## Records about charts and figures
[Begin]

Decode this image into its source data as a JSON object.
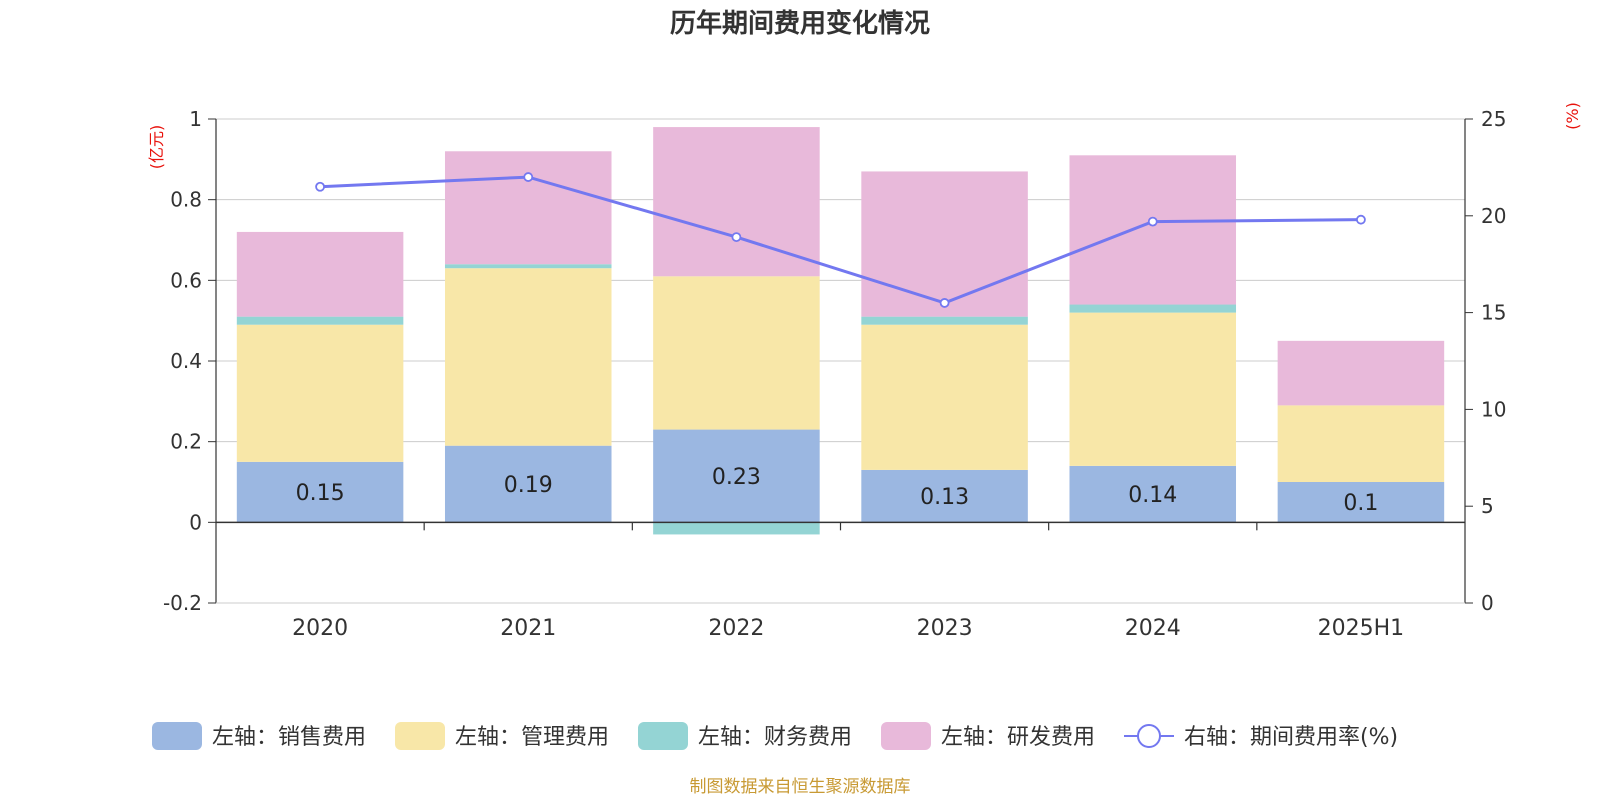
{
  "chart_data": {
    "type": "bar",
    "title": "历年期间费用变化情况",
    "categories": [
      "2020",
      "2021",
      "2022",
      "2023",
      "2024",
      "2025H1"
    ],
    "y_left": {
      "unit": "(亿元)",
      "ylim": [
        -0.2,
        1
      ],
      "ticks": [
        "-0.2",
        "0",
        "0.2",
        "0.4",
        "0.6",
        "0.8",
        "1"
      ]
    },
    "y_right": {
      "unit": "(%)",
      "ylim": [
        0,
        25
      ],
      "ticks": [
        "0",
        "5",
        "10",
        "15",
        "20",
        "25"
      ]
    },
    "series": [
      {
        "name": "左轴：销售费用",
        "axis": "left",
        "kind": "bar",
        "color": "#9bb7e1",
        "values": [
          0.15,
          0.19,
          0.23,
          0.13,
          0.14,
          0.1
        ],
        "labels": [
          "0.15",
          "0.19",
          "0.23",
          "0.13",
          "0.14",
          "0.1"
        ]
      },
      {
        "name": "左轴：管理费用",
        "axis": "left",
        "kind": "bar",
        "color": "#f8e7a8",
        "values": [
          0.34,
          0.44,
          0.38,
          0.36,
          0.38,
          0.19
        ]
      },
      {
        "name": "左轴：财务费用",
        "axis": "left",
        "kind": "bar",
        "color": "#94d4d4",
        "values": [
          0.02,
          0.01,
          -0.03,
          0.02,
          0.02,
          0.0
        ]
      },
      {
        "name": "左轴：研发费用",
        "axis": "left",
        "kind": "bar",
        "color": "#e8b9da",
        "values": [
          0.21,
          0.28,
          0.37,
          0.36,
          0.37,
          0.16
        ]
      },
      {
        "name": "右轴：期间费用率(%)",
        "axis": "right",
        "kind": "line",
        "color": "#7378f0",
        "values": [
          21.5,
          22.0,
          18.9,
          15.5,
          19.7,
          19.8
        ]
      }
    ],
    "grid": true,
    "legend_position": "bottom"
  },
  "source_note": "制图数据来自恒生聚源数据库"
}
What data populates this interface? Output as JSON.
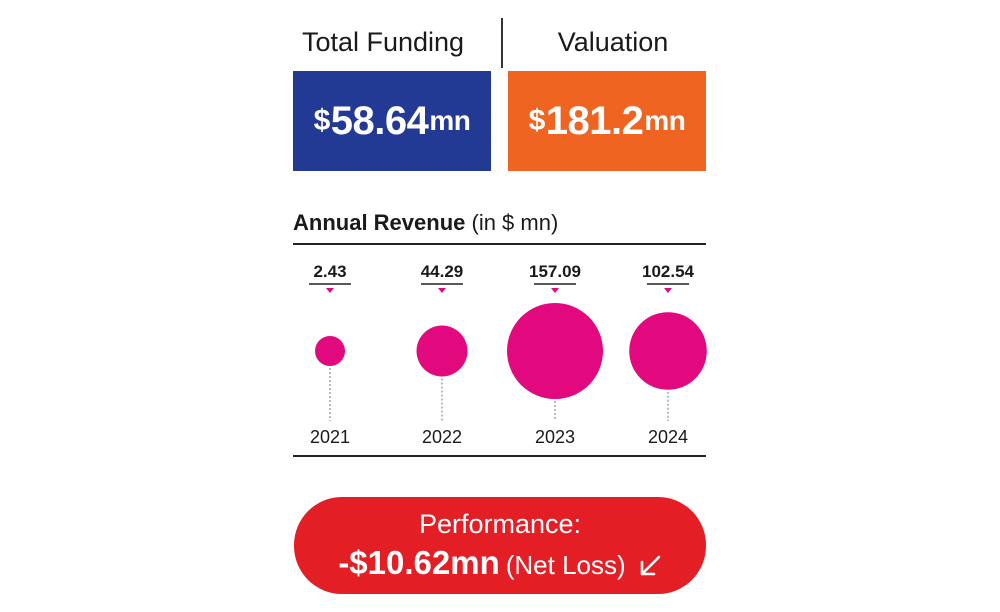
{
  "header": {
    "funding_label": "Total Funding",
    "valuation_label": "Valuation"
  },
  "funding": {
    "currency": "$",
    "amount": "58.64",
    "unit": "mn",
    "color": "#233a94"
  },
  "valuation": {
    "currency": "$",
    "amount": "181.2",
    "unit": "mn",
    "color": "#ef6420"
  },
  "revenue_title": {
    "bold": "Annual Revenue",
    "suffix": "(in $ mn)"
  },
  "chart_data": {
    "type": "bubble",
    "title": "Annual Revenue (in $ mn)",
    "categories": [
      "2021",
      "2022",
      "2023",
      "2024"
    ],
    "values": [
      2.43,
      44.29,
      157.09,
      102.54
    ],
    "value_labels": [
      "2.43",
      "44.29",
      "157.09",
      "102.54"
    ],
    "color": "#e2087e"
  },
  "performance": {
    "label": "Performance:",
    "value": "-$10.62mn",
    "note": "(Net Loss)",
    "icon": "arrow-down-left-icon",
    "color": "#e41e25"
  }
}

[End]

Your task is to repeat exactly the lines from the one containing "What data populates" through the end of the material, both included, and only those, without pictures.

What data populates this interface? Output as JSON.
{
  "header": {
    "funding_label": "Total Funding",
    "valuation_label": "Valuation"
  },
  "funding": {
    "currency": "$",
    "amount": "58.64",
    "unit": "mn",
    "color": "#233a94"
  },
  "valuation": {
    "currency": "$",
    "amount": "181.2",
    "unit": "mn",
    "color": "#ef6420"
  },
  "revenue_title": {
    "bold": "Annual Revenue",
    "suffix": "(in $ mn)"
  },
  "chart_data": {
    "type": "bubble",
    "title": "Annual Revenue (in $ mn)",
    "categories": [
      "2021",
      "2022",
      "2023",
      "2024"
    ],
    "values": [
      2.43,
      44.29,
      157.09,
      102.54
    ],
    "value_labels": [
      "2.43",
      "44.29",
      "157.09",
      "102.54"
    ],
    "color": "#e2087e"
  },
  "performance": {
    "label": "Performance:",
    "value": "-$10.62mn",
    "note": "(Net Loss)",
    "icon": "arrow-down-left-icon",
    "color": "#e41e25"
  }
}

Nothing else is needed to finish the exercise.